◆ EXERCISE DIRECTIONS: Reproduce the listing exactly, with no pictures in your copy.

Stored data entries
++++
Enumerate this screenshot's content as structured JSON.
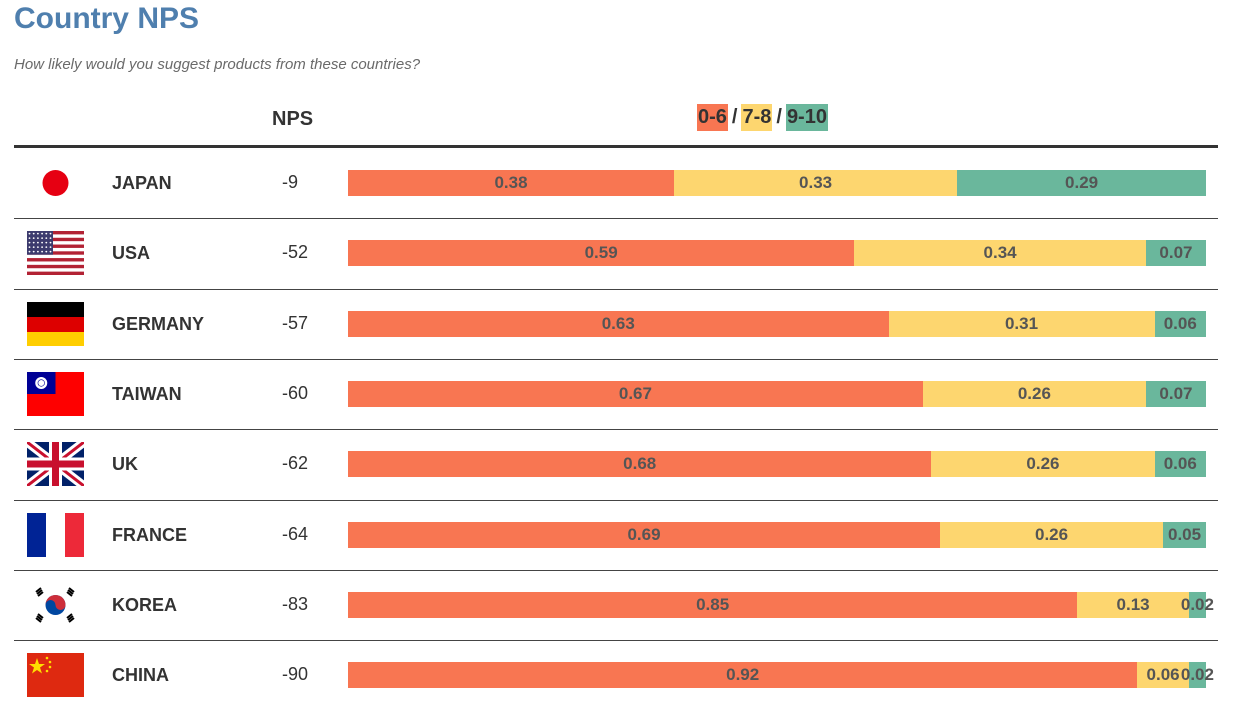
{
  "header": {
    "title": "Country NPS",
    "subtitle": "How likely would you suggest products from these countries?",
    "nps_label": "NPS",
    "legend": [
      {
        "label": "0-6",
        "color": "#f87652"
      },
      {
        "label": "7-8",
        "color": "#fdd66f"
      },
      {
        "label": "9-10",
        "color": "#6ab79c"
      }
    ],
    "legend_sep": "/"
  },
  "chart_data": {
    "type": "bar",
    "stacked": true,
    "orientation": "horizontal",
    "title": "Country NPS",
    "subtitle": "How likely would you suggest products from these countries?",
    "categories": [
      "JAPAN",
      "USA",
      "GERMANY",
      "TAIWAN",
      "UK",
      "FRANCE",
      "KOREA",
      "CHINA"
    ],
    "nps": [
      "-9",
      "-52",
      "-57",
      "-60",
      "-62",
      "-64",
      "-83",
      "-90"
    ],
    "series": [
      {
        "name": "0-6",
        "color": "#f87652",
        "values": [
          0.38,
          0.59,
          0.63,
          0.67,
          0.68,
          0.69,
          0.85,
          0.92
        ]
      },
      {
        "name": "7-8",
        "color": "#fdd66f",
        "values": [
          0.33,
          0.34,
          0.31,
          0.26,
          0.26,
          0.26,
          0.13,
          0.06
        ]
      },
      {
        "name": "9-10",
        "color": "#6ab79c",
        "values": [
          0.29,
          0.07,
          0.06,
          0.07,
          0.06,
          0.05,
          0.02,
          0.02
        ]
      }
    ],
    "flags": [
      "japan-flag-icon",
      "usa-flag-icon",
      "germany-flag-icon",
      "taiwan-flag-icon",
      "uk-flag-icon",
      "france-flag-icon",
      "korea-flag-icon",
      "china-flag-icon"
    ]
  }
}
++++
◆ RESULT OF THIS TASK:
Enumerate this screenshot's content as structured JSON.
{
  "header": {
    "title": "Country NPS",
    "subtitle": "How likely would you suggest products from these countries?",
    "nps_label": "NPS",
    "legend": [
      {
        "label": "0-6",
        "color": "#f87652"
      },
      {
        "label": "7-8",
        "color": "#fdd66f"
      },
      {
        "label": "9-10",
        "color": "#6ab79c"
      }
    ],
    "legend_sep": "/"
  },
  "chart_data": {
    "type": "bar",
    "stacked": true,
    "orientation": "horizontal",
    "title": "Country NPS",
    "subtitle": "How likely would you suggest products from these countries?",
    "categories": [
      "JAPAN",
      "USA",
      "GERMANY",
      "TAIWAN",
      "UK",
      "FRANCE",
      "KOREA",
      "CHINA"
    ],
    "nps": [
      "-9",
      "-52",
      "-57",
      "-60",
      "-62",
      "-64",
      "-83",
      "-90"
    ],
    "series": [
      {
        "name": "0-6",
        "color": "#f87652",
        "values": [
          0.38,
          0.59,
          0.63,
          0.67,
          0.68,
          0.69,
          0.85,
          0.92
        ]
      },
      {
        "name": "7-8",
        "color": "#fdd66f",
        "values": [
          0.33,
          0.34,
          0.31,
          0.26,
          0.26,
          0.26,
          0.13,
          0.06
        ]
      },
      {
        "name": "9-10",
        "color": "#6ab79c",
        "values": [
          0.29,
          0.07,
          0.06,
          0.07,
          0.06,
          0.05,
          0.02,
          0.02
        ]
      }
    ],
    "flags": [
      "japan-flag-icon",
      "usa-flag-icon",
      "germany-flag-icon",
      "taiwan-flag-icon",
      "uk-flag-icon",
      "france-flag-icon",
      "korea-flag-icon",
      "china-flag-icon"
    ]
  }
}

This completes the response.